━━━ Extract ━━━
Securities Market Risk is the risk that the value of securities owned by the Fund may go up or down, sometimes rapidly or unpredictably, due to factors affecting particular companies or the securities markets generally. A general downturn in the securities markets may cause multiple asset classes to decline in value simultaneously, although equity securities generally have greater price volatility than fixed income securities. Negative conditions and price declines may occur unexpectedly and dramatically. In addition, the Fund could be forced to sell portfolio securities at an inopportune time in order to meet unusually large or frequent redemption requests in times of overall market turmoil or declining prices for the securities.

Passive Strategy Risk The Fund allocates its assets among various asset classes, each of which is managed using a passive investment approach attempting to track the performance of a particular unmanaged index of securities. The ability of the Fund to achieve significant correlation between the performance of each asset class of the Fund and its corresponding index may be affected by changes in the securities markets, changes in the composition of the index, the timing of purchases and redemptions of Fund shares and fees and expenses of the Fund. Any performance better than the index would be unusual and temporary.

Foreign Investment Risk is the risk that investing in securities of foreign (non-U.S.) issuers may result in the Fund experiencing more rapid and extreme changes in value than a fund that invests exclusively in securities of U.S. companies, due to smaller markets, differing reporting, accounting and auditing standards, nationalization, expropriation or confiscatory taxation, currency blockages and political changes or diplomatic developments. The costs of investing in many foreign markets are higher than the U.S. and investments may be less liquid. The risk of loss and volatility have increased over the past few years and may continue because of high levels of debt and other economic distress in various countries, including some in Europe. Attempted solutions such as austerity or stimulus measures and governmental regulation also may increase the risk of loss and volatility in securities markets.
━━━ Recorded information ━━━
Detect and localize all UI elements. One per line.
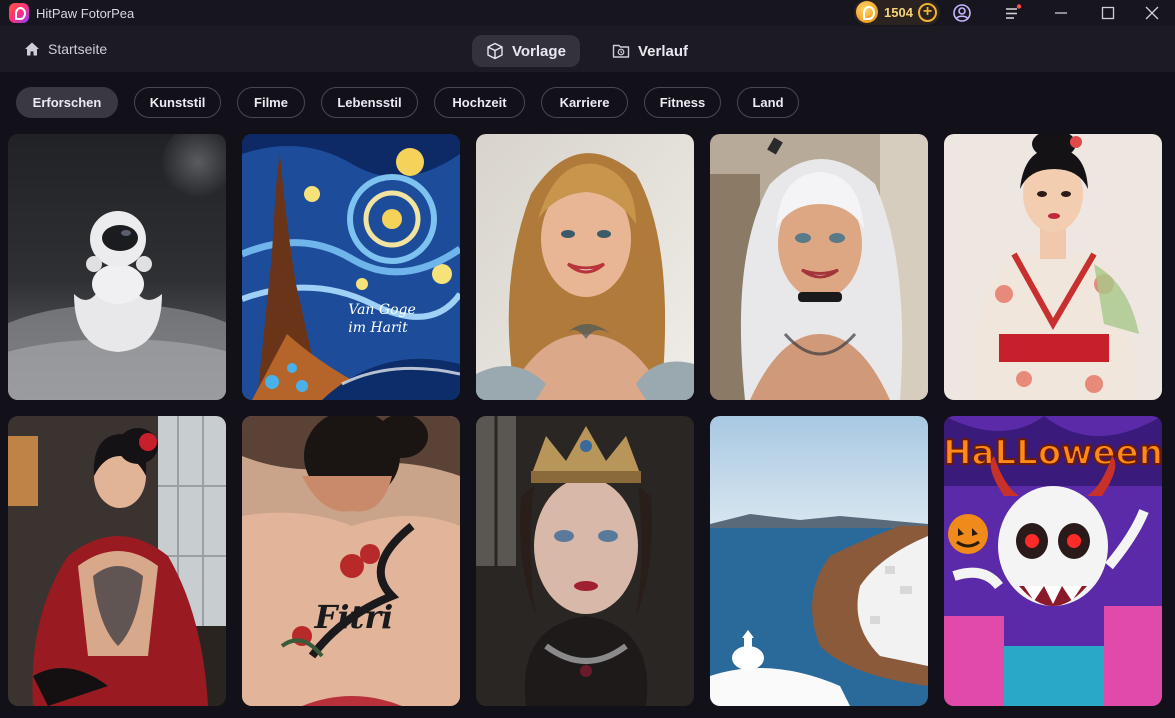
━━━
Carry on the fund risk disclosure past its final sentence, in the same style.

Result of the exercise
Currency Risk is the risk that the dollar value of foreign investments will change in response to changes in currency exchange rates. If a foreign currency weakens against the U.S. dollar, the U.S. dollar value of an investment denominated in that currency would also decline.

Interest Rate Risk is the risk that fixed income securities will decline in value because of changes in interest rates. Bond prices generally rise when interest rates decline and generally decline when interest rates rise. Although in recent periods, governmental financial regulators, including the U.S. Federal Reserve, have taken steps to maintain historically low interest rates, the U.S. Federal Reserve recently raised interest rates slightly. It is possible there will be less governmental action in the future to maintain low interest rates or that action will be taken to raise interest rates further. Changes in market conditions and governmental action may have adverse effects on investments, volatility, and liquidity in debt markets and any negative impact on fixed income securities could be swift and significant, potentially increasing Fund redemptions and negatively impacting the Fund’s performance.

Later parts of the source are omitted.